Brief: Copy out the lines below word for word, starting at the line containing "190, 190, 204]" and ending with the line containing "83, 164, 101]", both included.

>> start Records provided

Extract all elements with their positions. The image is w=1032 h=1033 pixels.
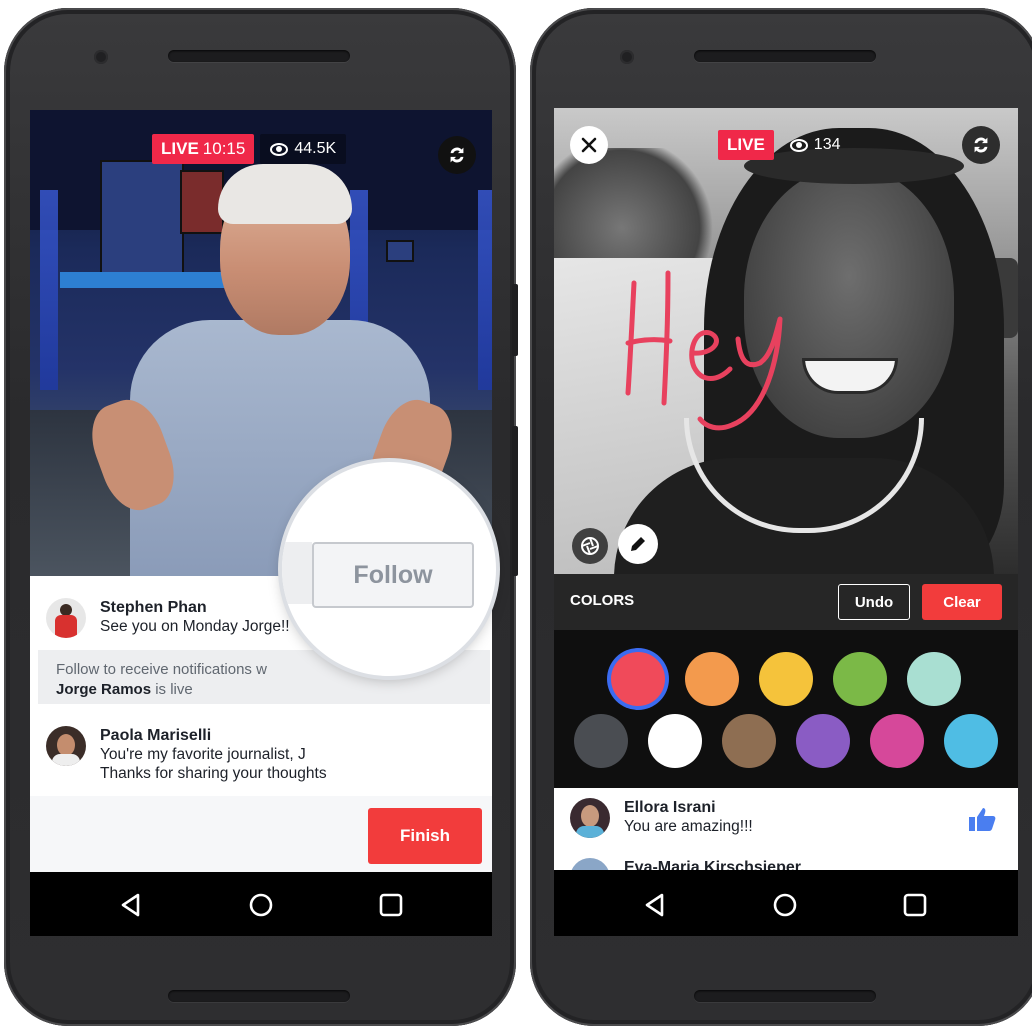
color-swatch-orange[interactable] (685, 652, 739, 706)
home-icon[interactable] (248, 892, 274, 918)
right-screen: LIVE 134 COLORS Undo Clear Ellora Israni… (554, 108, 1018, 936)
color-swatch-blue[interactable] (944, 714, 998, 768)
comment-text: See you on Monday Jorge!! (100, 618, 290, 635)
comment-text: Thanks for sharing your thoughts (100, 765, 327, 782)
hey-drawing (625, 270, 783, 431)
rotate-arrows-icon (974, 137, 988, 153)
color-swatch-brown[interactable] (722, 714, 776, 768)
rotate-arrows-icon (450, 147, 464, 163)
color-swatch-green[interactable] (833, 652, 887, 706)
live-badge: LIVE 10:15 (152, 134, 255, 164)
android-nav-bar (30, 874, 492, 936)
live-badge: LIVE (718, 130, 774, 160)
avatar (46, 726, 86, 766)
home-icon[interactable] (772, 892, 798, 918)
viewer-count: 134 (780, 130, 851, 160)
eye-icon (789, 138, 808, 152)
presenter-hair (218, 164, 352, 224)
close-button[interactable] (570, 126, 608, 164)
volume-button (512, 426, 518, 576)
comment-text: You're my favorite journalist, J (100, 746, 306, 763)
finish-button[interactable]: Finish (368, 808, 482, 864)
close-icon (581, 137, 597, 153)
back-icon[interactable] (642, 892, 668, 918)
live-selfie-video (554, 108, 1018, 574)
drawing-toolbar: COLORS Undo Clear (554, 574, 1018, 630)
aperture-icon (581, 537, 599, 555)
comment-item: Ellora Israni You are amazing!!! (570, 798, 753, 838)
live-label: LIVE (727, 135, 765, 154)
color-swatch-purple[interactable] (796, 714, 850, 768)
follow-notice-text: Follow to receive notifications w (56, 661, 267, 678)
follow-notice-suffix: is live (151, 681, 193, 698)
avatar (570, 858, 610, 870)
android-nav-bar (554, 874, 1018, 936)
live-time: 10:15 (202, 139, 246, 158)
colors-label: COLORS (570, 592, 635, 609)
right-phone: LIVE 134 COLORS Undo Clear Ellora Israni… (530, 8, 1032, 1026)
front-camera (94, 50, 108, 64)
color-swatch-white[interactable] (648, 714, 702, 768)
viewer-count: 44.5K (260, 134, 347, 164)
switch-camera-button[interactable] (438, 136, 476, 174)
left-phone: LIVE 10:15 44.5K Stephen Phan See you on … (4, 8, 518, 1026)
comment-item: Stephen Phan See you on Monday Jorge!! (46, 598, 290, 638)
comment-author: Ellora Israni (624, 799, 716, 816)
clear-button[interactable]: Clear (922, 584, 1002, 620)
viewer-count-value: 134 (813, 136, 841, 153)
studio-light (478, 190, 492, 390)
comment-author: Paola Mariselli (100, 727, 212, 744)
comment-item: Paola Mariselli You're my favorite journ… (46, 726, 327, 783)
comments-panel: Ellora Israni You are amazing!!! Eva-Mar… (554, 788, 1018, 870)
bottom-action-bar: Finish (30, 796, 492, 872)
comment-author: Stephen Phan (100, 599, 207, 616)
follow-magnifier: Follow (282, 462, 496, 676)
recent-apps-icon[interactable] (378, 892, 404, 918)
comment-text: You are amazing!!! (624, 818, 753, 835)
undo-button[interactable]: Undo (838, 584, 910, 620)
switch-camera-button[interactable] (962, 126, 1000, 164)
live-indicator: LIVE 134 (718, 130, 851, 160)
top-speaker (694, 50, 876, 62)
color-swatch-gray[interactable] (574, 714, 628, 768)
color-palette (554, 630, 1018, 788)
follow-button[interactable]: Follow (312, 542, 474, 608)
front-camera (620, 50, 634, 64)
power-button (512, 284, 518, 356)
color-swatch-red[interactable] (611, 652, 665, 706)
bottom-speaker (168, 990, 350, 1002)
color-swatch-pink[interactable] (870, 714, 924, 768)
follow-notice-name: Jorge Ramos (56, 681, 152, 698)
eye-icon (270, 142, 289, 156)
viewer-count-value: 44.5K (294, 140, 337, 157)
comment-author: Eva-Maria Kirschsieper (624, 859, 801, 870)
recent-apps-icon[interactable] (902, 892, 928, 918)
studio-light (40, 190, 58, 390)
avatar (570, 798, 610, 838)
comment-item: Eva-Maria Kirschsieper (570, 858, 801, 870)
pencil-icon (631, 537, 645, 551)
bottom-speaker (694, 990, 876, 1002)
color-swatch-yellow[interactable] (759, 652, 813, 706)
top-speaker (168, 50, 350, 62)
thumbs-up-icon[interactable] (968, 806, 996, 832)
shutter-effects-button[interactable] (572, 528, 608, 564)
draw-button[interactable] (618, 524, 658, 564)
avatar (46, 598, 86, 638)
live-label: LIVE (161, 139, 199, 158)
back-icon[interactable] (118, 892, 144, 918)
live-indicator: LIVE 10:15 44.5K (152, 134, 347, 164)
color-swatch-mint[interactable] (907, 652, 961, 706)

>> end Records provided
>> start Records provided

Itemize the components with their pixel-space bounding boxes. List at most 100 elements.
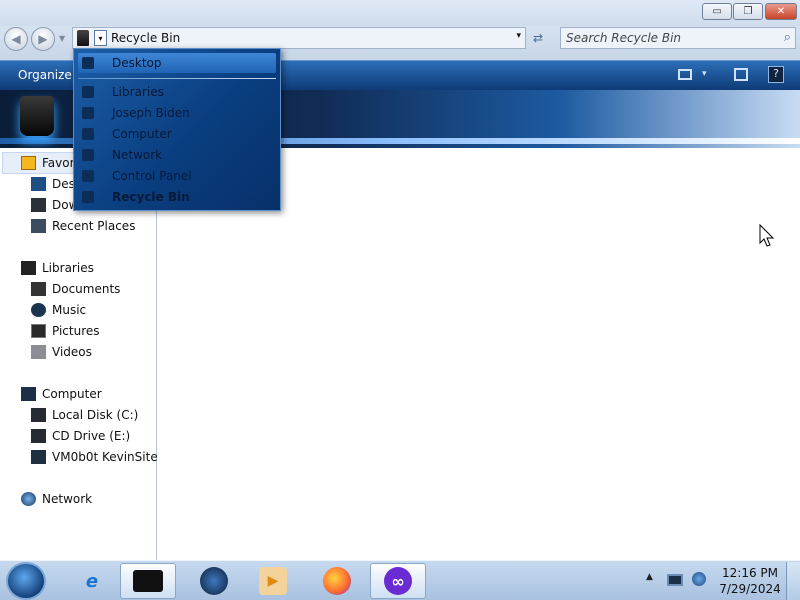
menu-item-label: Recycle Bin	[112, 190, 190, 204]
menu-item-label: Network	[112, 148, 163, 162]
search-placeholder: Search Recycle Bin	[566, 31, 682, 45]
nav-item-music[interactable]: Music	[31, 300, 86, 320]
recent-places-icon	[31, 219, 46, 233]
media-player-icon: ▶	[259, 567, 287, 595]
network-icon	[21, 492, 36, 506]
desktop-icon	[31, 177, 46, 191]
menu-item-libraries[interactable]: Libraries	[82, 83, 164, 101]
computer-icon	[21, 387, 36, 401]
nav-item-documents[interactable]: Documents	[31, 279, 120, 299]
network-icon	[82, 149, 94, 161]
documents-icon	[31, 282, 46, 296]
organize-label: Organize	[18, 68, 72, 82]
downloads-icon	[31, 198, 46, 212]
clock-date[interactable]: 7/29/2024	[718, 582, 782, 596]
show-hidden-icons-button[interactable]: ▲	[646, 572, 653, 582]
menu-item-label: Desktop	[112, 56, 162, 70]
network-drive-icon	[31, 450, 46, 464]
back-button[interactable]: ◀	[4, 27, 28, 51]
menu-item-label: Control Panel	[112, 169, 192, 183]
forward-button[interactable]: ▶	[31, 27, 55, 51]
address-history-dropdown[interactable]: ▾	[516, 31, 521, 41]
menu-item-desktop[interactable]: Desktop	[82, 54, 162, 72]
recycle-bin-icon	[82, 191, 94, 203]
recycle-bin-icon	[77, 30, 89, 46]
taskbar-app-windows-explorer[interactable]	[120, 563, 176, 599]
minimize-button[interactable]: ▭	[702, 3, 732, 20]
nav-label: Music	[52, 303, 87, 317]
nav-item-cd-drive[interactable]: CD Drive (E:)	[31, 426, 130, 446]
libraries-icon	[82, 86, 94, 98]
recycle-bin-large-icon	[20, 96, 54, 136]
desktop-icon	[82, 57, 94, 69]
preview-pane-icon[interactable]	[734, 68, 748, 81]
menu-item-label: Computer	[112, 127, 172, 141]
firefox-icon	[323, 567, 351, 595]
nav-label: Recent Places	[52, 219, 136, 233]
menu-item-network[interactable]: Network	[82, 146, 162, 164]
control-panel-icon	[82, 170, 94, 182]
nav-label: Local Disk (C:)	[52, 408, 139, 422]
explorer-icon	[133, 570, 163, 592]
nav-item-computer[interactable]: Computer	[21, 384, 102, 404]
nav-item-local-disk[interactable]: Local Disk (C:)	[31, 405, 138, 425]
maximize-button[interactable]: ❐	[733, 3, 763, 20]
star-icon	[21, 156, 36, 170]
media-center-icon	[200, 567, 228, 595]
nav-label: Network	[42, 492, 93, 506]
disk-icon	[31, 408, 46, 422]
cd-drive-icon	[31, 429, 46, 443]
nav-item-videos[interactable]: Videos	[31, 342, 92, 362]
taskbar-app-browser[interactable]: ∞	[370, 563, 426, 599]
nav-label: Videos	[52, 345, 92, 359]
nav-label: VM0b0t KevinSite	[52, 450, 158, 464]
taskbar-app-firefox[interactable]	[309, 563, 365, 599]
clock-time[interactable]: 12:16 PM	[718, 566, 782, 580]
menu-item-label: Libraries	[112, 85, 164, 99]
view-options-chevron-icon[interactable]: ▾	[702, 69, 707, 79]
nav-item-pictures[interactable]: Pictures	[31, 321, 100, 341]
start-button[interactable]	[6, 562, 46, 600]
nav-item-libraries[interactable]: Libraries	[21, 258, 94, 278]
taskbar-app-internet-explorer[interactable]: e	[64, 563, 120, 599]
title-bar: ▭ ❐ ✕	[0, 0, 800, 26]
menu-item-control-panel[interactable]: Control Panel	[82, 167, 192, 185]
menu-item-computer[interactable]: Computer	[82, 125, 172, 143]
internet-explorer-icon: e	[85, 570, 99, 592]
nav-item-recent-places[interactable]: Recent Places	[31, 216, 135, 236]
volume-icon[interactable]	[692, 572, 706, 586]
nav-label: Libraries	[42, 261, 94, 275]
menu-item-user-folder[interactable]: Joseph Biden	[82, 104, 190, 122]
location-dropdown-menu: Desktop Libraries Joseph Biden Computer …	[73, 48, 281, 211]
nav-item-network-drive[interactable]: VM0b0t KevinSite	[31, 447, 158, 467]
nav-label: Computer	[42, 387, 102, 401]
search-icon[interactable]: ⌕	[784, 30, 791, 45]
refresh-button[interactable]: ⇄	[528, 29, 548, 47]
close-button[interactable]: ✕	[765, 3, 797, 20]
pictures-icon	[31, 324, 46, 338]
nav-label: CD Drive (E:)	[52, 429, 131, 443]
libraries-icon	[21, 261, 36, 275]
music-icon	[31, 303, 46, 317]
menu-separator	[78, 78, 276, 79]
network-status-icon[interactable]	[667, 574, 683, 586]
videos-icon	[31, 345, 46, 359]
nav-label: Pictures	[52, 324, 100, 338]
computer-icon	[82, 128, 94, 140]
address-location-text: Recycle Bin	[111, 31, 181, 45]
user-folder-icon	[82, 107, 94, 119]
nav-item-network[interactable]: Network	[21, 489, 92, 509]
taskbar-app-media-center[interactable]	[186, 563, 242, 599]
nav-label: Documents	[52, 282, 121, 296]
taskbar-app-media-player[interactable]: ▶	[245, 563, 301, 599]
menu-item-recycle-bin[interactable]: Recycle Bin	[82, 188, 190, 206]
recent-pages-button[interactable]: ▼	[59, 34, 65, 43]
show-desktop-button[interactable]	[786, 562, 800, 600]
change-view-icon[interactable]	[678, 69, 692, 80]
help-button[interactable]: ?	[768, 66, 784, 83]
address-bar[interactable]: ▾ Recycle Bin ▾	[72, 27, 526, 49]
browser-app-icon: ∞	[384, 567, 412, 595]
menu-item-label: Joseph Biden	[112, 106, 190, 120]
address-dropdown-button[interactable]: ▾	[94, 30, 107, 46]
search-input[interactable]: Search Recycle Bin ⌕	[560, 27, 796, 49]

>> end Records provided

Reply to the task:
menu-item-label: Recycle Bin	[112, 190, 190, 204]
menu-item-label: Network	[112, 148, 163, 162]
search-placeholder: Search Recycle Bin	[566, 31, 682, 45]
nav-item-music[interactable]: Music	[31, 300, 86, 320]
recent-places-icon	[31, 219, 46, 233]
media-player-icon: ▶	[259, 567, 287, 595]
network-icon	[21, 492, 36, 506]
desktop-icon	[31, 177, 46, 191]
menu-item-libraries[interactable]: Libraries	[82, 83, 164, 101]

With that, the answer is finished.